Return the material word for word. Do not include pictures.

+ + + + + + +

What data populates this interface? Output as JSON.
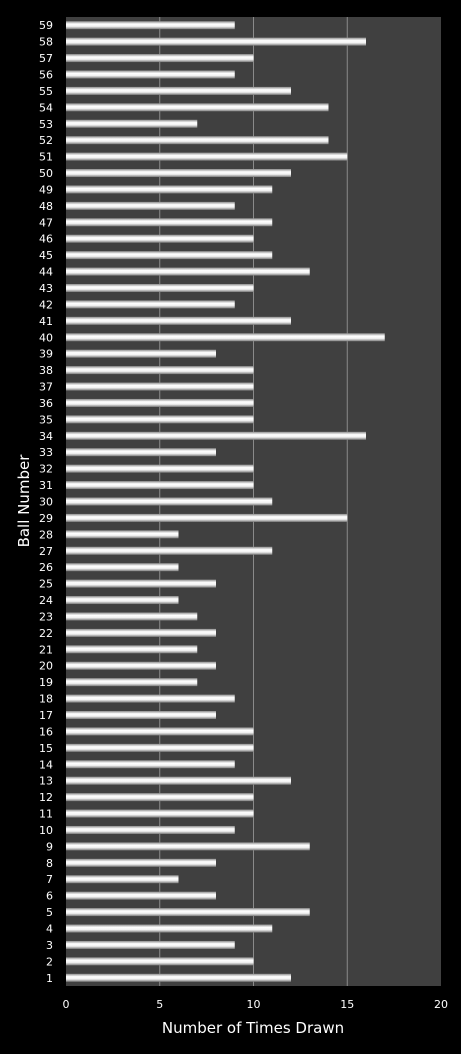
{
  "chart_data": {
    "type": "bar",
    "orientation": "horizontal",
    "title": "",
    "xlabel": "Number of Times Drawn",
    "ylabel": "Ball Number",
    "xlim": [
      0,
      20
    ],
    "xticks": [
      "0",
      "5",
      "10",
      "15",
      "20"
    ],
    "grid": true,
    "legend": "none",
    "categories": [
      "1",
      "2",
      "3",
      "4",
      "5",
      "6",
      "7",
      "8",
      "9",
      "10",
      "11",
      "12",
      "13",
      "14",
      "15",
      "16",
      "17",
      "18",
      "19",
      "20",
      "21",
      "22",
      "23",
      "24",
      "25",
      "26",
      "27",
      "28",
      "29",
      "30",
      "31",
      "32",
      "33",
      "34",
      "35",
      "36",
      "37",
      "38",
      "39",
      "40",
      "41",
      "42",
      "43",
      "44",
      "45",
      "46",
      "47",
      "48",
      "49",
      "50",
      "51",
      "52",
      "53",
      "54",
      "55",
      "56",
      "57",
      "58",
      "59"
    ],
    "values": [
      12,
      10,
      9,
      11,
      13,
      8,
      6,
      8,
      13,
      9,
      10,
      10,
      12,
      9,
      10,
      10,
      8,
      9,
      7,
      8,
      7,
      8,
      7,
      6,
      8,
      6,
      11,
      6,
      15,
      11,
      10,
      10,
      8,
      16,
      10,
      10,
      10,
      10,
      8,
      17,
      12,
      9,
      10,
      13,
      11,
      10,
      11,
      9,
      11,
      12,
      15,
      14,
      7,
      14,
      12,
      9,
      10,
      16,
      9
    ],
    "colors": {
      "background": "#000000",
      "plot_area": "#404040",
      "bar": "#e0e0e0",
      "text": "#ffffff",
      "grid": "#8a8a8a"
    }
  }
}
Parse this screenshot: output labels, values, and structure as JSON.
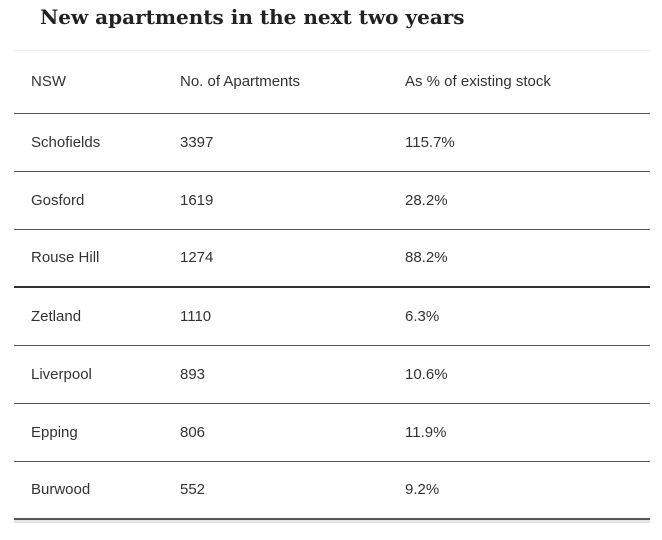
{
  "title": "New apartments in the next two years",
  "table": {
    "headers": [
      "NSW",
      "No. of Apartments",
      "As % of existing stock"
    ],
    "rows": [
      {
        "suburb": "Schofields",
        "apartments": "3397",
        "percent": "115.7%"
      },
      {
        "suburb": "Gosford",
        "apartments": "1619",
        "percent": "28.2%"
      },
      {
        "suburb": "Rouse Hill",
        "apartments": "1274",
        "percent": "88.2%"
      },
      {
        "suburb": "Zetland",
        "apartments": "1110",
        "percent": "6.3%"
      },
      {
        "suburb": "Liverpool",
        "apartments": "893",
        "percent": "10.6%"
      },
      {
        "suburb": "Epping",
        "apartments": "806",
        "percent": "11.9%"
      },
      {
        "suburb": "Burwood",
        "apartments": "552",
        "percent": "9.2%"
      }
    ]
  }
}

+ + + + + + +

■ Written response:
What data populates this interface? Output as JSON.
{
  "chart_data": {
    "type": "bar",
    "orientation": "horizontal",
    "title": "",
    "xlabel": "Number of Times Drawn",
    "ylabel": "Ball Number",
    "xlim": [
      0,
      20
    ],
    "xticks": [
      "0",
      "5",
      "10",
      "15",
      "20"
    ],
    "grid": true,
    "legend": "none",
    "categories": [
      "1",
      "2",
      "3",
      "4",
      "5",
      "6",
      "7",
      "8",
      "9",
      "10",
      "11",
      "12",
      "13",
      "14",
      "15",
      "16",
      "17",
      "18",
      "19",
      "20",
      "21",
      "22",
      "23",
      "24",
      "25",
      "26",
      "27",
      "28",
      "29",
      "30",
      "31",
      "32",
      "33",
      "34",
      "35",
      "36",
      "37",
      "38",
      "39",
      "40",
      "41",
      "42",
      "43",
      "44",
      "45",
      "46",
      "47",
      "48",
      "49",
      "50",
      "51",
      "52",
      "53",
      "54",
      "55",
      "56",
      "57",
      "58",
      "59"
    ],
    "values": [
      12,
      10,
      9,
      11,
      13,
      8,
      6,
      8,
      13,
      9,
      10,
      10,
      12,
      9,
      10,
      10,
      8,
      9,
      7,
      8,
      7,
      8,
      7,
      6,
      8,
      6,
      11,
      6,
      15,
      11,
      10,
      10,
      8,
      16,
      10,
      10,
      10,
      10,
      8,
      17,
      12,
      9,
      10,
      13,
      11,
      10,
      11,
      9,
      11,
      12,
      15,
      14,
      7,
      14,
      12,
      9,
      10,
      16,
      9
    ],
    "colors": {
      "background": "#000000",
      "plot_area": "#404040",
      "bar": "#e0e0e0",
      "text": "#ffffff",
      "grid": "#8a8a8a"
    }
  }
}
Parse this screenshot: output labels, values, and structure as JSON.
{
  "title": "New apartments in the next two years",
  "table": {
    "headers": [
      "NSW",
      "No. of Apartments",
      "As % of existing stock"
    ],
    "rows": [
      {
        "suburb": "Schofields",
        "apartments": "3397",
        "percent": "115.7%"
      },
      {
        "suburb": "Gosford",
        "apartments": "1619",
        "percent": "28.2%"
      },
      {
        "suburb": "Rouse Hill",
        "apartments": "1274",
        "percent": "88.2%"
      },
      {
        "suburb": "Zetland",
        "apartments": "1110",
        "percent": "6.3%"
      },
      {
        "suburb": "Liverpool",
        "apartments": "893",
        "percent": "10.6%"
      },
      {
        "suburb": "Epping",
        "apartments": "806",
        "percent": "11.9%"
      },
      {
        "suburb": "Burwood",
        "apartments": "552",
        "percent": "9.2%"
      }
    ]
  }
}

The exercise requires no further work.